BEGIN Data supplied

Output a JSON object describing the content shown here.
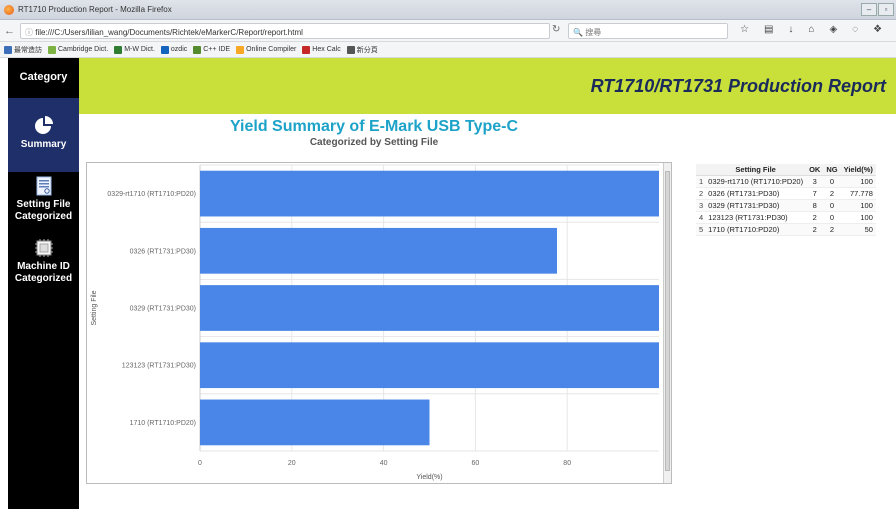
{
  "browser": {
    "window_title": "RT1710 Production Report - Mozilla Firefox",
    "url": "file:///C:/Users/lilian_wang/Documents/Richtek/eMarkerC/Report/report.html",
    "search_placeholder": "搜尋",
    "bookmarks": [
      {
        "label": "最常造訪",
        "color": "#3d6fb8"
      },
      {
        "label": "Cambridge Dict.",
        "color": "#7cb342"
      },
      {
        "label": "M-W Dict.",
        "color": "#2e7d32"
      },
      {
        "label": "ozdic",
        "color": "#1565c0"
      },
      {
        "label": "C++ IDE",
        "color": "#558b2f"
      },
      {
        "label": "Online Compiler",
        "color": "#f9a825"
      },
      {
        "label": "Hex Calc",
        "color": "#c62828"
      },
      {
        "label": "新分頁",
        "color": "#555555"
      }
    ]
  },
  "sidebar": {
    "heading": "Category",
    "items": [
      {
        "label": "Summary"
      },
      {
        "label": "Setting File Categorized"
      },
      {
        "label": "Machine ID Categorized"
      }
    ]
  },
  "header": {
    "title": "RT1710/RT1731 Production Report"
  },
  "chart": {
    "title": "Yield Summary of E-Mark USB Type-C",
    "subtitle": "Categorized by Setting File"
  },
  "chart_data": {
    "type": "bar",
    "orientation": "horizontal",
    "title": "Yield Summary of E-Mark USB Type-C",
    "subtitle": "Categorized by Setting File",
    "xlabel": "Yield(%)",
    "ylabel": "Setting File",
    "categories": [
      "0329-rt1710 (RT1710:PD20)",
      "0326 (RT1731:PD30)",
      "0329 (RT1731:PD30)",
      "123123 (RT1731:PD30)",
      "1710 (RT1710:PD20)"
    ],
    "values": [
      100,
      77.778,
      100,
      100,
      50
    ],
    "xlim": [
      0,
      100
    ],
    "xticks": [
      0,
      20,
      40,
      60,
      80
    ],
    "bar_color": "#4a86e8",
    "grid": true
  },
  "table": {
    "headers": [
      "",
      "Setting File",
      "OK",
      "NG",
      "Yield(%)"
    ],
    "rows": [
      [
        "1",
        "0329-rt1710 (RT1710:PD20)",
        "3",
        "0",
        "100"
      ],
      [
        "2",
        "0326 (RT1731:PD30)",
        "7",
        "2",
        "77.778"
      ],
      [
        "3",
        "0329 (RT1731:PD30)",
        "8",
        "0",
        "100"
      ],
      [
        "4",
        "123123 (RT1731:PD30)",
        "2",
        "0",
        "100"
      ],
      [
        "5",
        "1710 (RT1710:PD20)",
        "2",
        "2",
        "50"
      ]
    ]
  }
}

END Data supplied
BEGIN Data supplied

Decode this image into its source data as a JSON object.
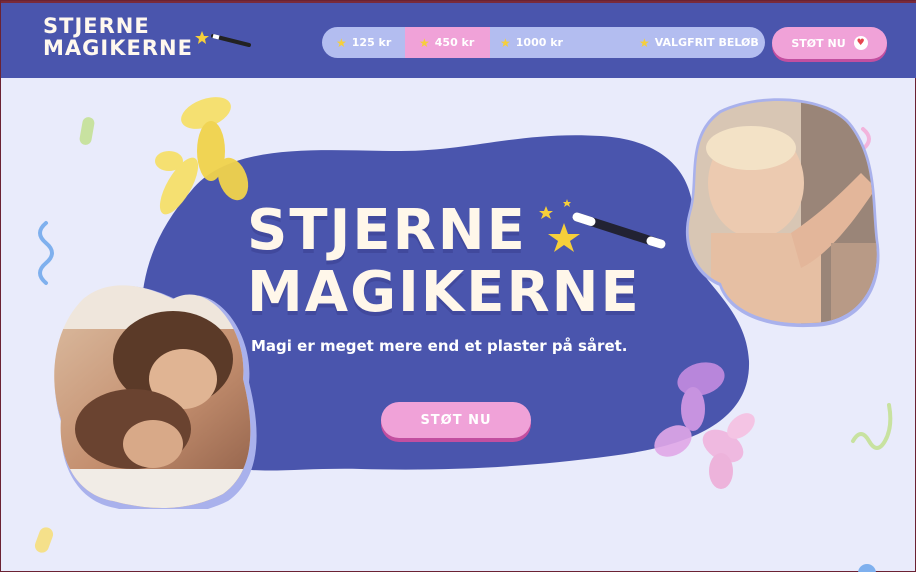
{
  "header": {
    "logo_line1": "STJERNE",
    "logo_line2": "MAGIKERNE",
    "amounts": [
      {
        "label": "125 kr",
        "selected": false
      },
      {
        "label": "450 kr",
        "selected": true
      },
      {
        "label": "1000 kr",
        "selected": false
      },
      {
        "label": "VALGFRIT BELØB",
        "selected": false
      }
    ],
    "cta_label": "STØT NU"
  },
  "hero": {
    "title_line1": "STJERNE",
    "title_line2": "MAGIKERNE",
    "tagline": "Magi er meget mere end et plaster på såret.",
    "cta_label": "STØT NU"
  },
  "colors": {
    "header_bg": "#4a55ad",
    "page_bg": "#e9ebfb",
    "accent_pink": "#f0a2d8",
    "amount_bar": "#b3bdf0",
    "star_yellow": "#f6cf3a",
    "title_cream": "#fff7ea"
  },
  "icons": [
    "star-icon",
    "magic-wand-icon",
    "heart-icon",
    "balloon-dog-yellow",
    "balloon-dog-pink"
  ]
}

END Data supplied

Directions for this task:
Identify and copy all lines with the word "Categorized".

Completed task:
        "label": "Setting File Categorized"
        "label": "Machine ID Categorized"
    "subtitle": "Categorized by Setting File"
    "subtitle": "Categorized by Setting File",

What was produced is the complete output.